▶ STATED EXERCISE: Which lines have the string "Second"? Copy all of them from the entries below.

[Figure record extracts]

*****

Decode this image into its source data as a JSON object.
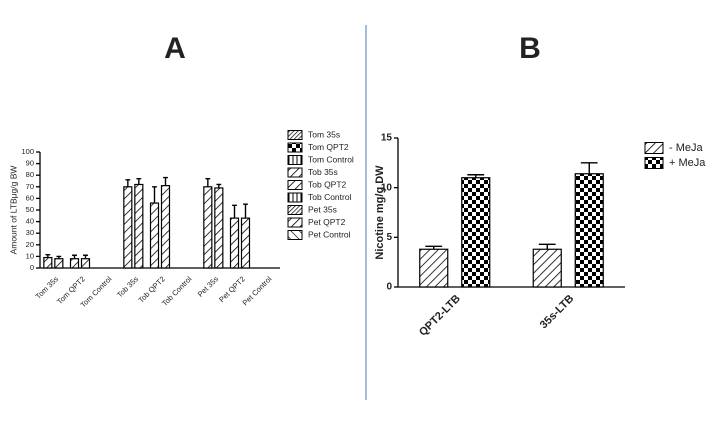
{
  "chart_data": [
    {
      "type": "bar",
      "title": "A",
      "ylabel": "Amount of LTBμg/g BW",
      "categories": [
        "Tom 35s",
        "Tom QPT2",
        "Tom Control",
        "Tob 35s",
        "Tob QPT2",
        "Tob Control",
        "Pet 35s",
        "Pet QPT2",
        "Pet Control"
      ],
      "series": [
        {
          "color": "#000000",
          "pattern": "hatch",
          "values": [
            9,
            8,
            null,
            70,
            56,
            null,
            70,
            43,
            null
          ],
          "errors": [
            2.5,
            3,
            null,
            6,
            14,
            null,
            7,
            11,
            null
          ]
        },
        {
          "color": "#000000",
          "pattern": "hatch",
          "values": [
            8,
            8,
            null,
            72,
            71,
            null,
            69,
            43,
            null
          ],
          "errors": [
            2,
            3,
            null,
            5,
            7,
            null,
            3,
            12,
            null
          ]
        }
      ],
      "legend": [
        "Tom 35s",
        "Tom QPT2",
        "Tom Control",
        "Tob 35s",
        "Tob QPT2",
        "Tob Control",
        "Pet 35s",
        "Pet QPT2",
        "Pet Control"
      ],
      "legend_patterns": [
        "dense",
        "check",
        "vert",
        "hatch",
        "hatch",
        "vert",
        "dense",
        "hatch",
        "back"
      ],
      "ylim": [
        0,
        100
      ],
      "yticks": [
        0,
        10,
        20,
        30,
        40,
        50,
        60,
        70,
        80,
        90,
        100
      ]
    },
    {
      "type": "bar",
      "title": "B",
      "ylabel": "Nicotine mg/g DW",
      "categories": [
        "QPT2-LTB",
        "35s-LTB"
      ],
      "series": [
        {
          "name": "- MeJa",
          "color": "#000000",
          "pattern": "hatch",
          "values": [
            3.8,
            3.8
          ],
          "errors": [
            0.3,
            0.5
          ]
        },
        {
          "name": "+ MeJa",
          "color": "#000000",
          "pattern": "check",
          "values": [
            11,
            11.4
          ],
          "errors": [
            0.3,
            1.1
          ]
        }
      ],
      "ylim": [
        0,
        15
      ],
      "yticks": [
        0,
        5,
        10,
        15
      ]
    }
  ]
}
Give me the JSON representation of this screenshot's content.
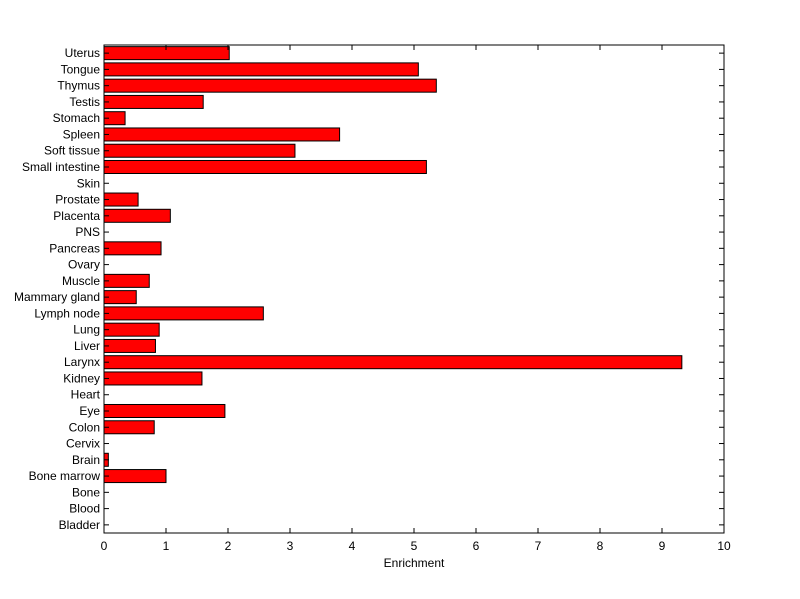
{
  "chart_data": {
    "type": "bar",
    "orientation": "horizontal",
    "title": "",
    "xlabel": "Enrichment",
    "ylabel": "",
    "xlim": [
      0,
      10
    ],
    "xticks": [
      "0",
      "1",
      "2",
      "3",
      "4",
      "5",
      "6",
      "7",
      "8",
      "9",
      "10"
    ],
    "grid": false,
    "bar_color": "#ff0000",
    "bar_edge_color": "#000000",
    "categories": [
      "Bladder",
      "Blood",
      "Bone",
      "Bone marrow",
      "Brain",
      "Cervix",
      "Colon",
      "Eye",
      "Heart",
      "Kidney",
      "Larynx",
      "Liver",
      "Lung",
      "Lymph node",
      "Mammary gland",
      "Muscle",
      "Ovary",
      "Pancreas",
      "PNS",
      "Placenta",
      "Prostate",
      "Skin",
      "Small intestine",
      "Soft tissue",
      "Spleen",
      "Stomach",
      "Testis",
      "Thymus",
      "Tongue",
      "Uterus"
    ],
    "values": [
      0,
      0,
      0,
      1.0,
      0.07,
      0,
      0.81,
      1.95,
      0,
      1.58,
      9.32,
      0.83,
      0.89,
      2.57,
      0.52,
      0.73,
      0,
      0.92,
      0,
      1.07,
      0.55,
      0,
      5.2,
      3.08,
      3.8,
      0.34,
      1.6,
      5.36,
      5.07,
      2.02
    ]
  }
}
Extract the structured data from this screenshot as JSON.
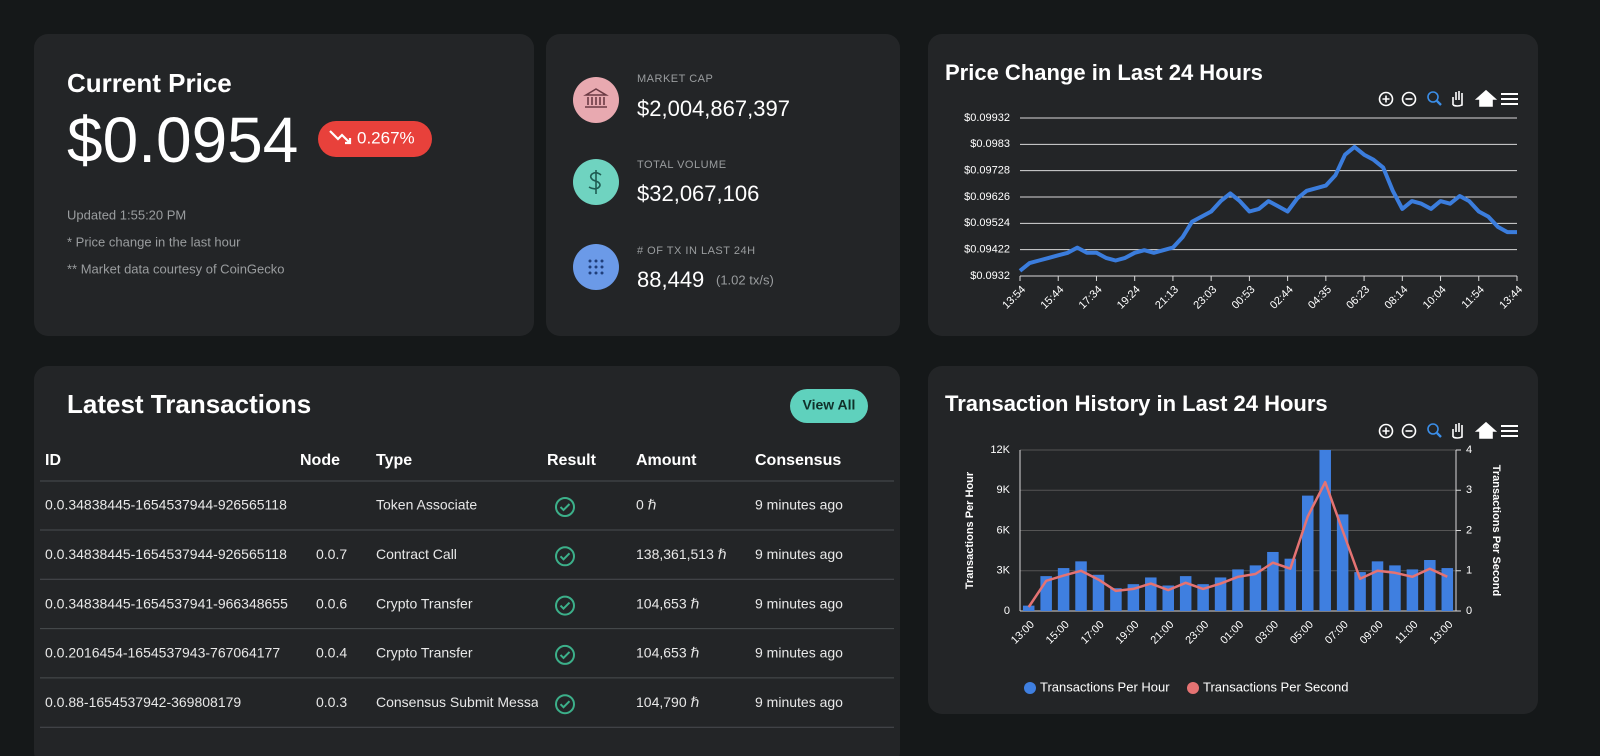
{
  "price_card": {
    "title": "Current Price",
    "price": "$0.0954",
    "change": "0.267%",
    "updated": "Updated 1:55:20 PM",
    "notes": [
      "* Price change in the last hour",
      "** Market data courtesy of CoinGecko"
    ]
  },
  "market_card": {
    "items": [
      {
        "label": "MARKET CAP",
        "value": "$2,004,867,397"
      },
      {
        "label": "TOTAL VOLUME",
        "value": "$32,067,106"
      },
      {
        "label": "# OF TX IN LAST 24H",
        "value": "88,449",
        "extra": "(1.02 tx/s)"
      }
    ]
  },
  "price_chart": {
    "type": "line",
    "title": "Price Change in Last 24 Hours",
    "color": "#3b7ddd",
    "categories": [
      "13:54",
      null,
      null,
      null,
      "15:44",
      null,
      null,
      null,
      "17:34",
      null,
      null,
      null,
      "19:24",
      null,
      null,
      null,
      "21:13",
      null,
      null,
      null,
      "23:03",
      null,
      null,
      null,
      "00:53",
      null,
      null,
      null,
      "02:44",
      null,
      null,
      null,
      "04:35",
      null,
      null,
      null,
      "06:23",
      null,
      null,
      null,
      "08:14",
      null,
      null,
      null,
      "10:04",
      null,
      null,
      null,
      "11:54",
      null,
      null,
      null,
      "13:44"
    ],
    "values": [
      0.0934,
      0.0937,
      0.0938,
      0.0939,
      0.094,
      0.0941,
      0.0943,
      0.0941,
      0.0941,
      0.0939,
      0.0938,
      0.0939,
      0.0941,
      0.0942,
      0.0941,
      0.0942,
      0.0943,
      0.0947,
      0.0953,
      0.0955,
      0.0957,
      0.0961,
      0.0964,
      0.0961,
      0.0957,
      0.0958,
      0.0961,
      0.0959,
      0.0957,
      0.0962,
      0.0965,
      0.0966,
      0.0967,
      0.0971,
      0.0979,
      0.0982,
      0.0979,
      0.0977,
      0.0974,
      0.0965,
      0.0958,
      0.0961,
      0.096,
      0.0958,
      0.0961,
      0.096,
      0.0963,
      0.0961,
      0.0957,
      0.0955,
      0.0951,
      0.0949,
      0.0949
    ],
    "ylim": [
      0.0932,
      0.09932
    ],
    "yticks": [
      {
        "value": 0.0932,
        "label": "$0.0932"
      },
      {
        "value": 0.09422,
        "label": "$0.09422"
      },
      {
        "value": 0.09524,
        "label": "$0.09524"
      },
      {
        "value": 0.09626,
        "label": "$0.09626"
      },
      {
        "value": 0.09728,
        "label": "$0.09728"
      },
      {
        "value": 0.0983,
        "label": "$0.0983"
      },
      {
        "value": 0.09932,
        "label": "$0.09932"
      }
    ],
    "grid": true
  },
  "transactions": {
    "title": "Latest Transactions",
    "button": "View All",
    "columns": [
      "ID",
      "Node",
      "Type",
      "Result",
      "Amount",
      "Consensus"
    ],
    "rows": [
      {
        "id": "0.0.34838445-1654537944-926565118",
        "type": "Token Associate",
        "amount": "0 ℏ",
        "consensus": "9 minutes ago"
      },
      {
        "id": "0.0.34838445-1654537944-926565118",
        "node": "0.0.7",
        "type": "Contract Call",
        "amount": "138,361,513 ℏ",
        "consensus": "9 minutes ago"
      },
      {
        "id": "0.0.34838445-1654537941-966348655",
        "node": "0.0.6",
        "type": "Crypto Transfer",
        "amount": "104,653 ℏ",
        "consensus": "9 minutes ago"
      },
      {
        "id": "0.0.2016454-1654537943-767064177",
        "node": "0.0.4",
        "type": "Crypto Transfer",
        "amount": "104,653 ℏ",
        "consensus": "9 minutes ago"
      },
      {
        "id": "0.0.88-1654537942-369808179",
        "node": "0.0.3",
        "type": "Consensus Submit Message",
        "amount": "104,790 ℏ",
        "consensus": "9 minutes ago"
      }
    ]
  },
  "tx_chart": {
    "type": "bar",
    "title": "Transaction History in Last 24 Hours",
    "ylabel": "Transactions Per Hour",
    "y2label": "Transactions Per Second",
    "categories": [
      "13:00",
      null,
      "15:00",
      null,
      "17:00",
      null,
      "19:00",
      null,
      "21:00",
      null,
      "23:00",
      null,
      "01:00",
      null,
      "03:00",
      null,
      "05:00",
      null,
      "07:00",
      null,
      "09:00",
      null,
      "11:00",
      null,
      "13:00"
    ],
    "series": [
      {
        "name": "Transactions Per Hour",
        "color": "#3f7fe0",
        "type": "bar",
        "values": [
          400,
          2600,
          3200,
          3700,
          2700,
          1700,
          2000,
          2500,
          1900,
          2600,
          2000,
          2500,
          3100,
          3400,
          4400,
          3900,
          8600,
          12000,
          7200,
          2900,
          3700,
          3400,
          3100,
          3800,
          3200
        ]
      },
      {
        "name": "Transactions Per Second",
        "color": "#e57373",
        "type": "line",
        "axis": "y2",
        "values": [
          0.1,
          0.75,
          0.88,
          1.0,
          0.78,
          0.5,
          0.55,
          0.68,
          0.52,
          0.7,
          0.55,
          0.68,
          0.85,
          0.92,
          1.2,
          1.05,
          2.35,
          3.2,
          2.0,
          0.8,
          1.0,
          0.95,
          0.85,
          1.05,
          0.85
        ]
      }
    ],
    "ylim": [
      0,
      12000
    ],
    "yticks": [
      0,
      {
        "value": 3000,
        "label": "3K"
      },
      {
        "value": 6000,
        "label": "6K"
      },
      {
        "value": 9000,
        "label": "9K"
      },
      {
        "value": 12000,
        "label": "12K"
      }
    ],
    "y2lim": [
      0,
      4
    ],
    "y2ticks": [
      0,
      1,
      2,
      3,
      4
    ],
    "grid": true
  }
}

*****

▶ FINAL RESULT:
    "y2label": "Transactions Per Second",
        "name": "Transactions Per Second",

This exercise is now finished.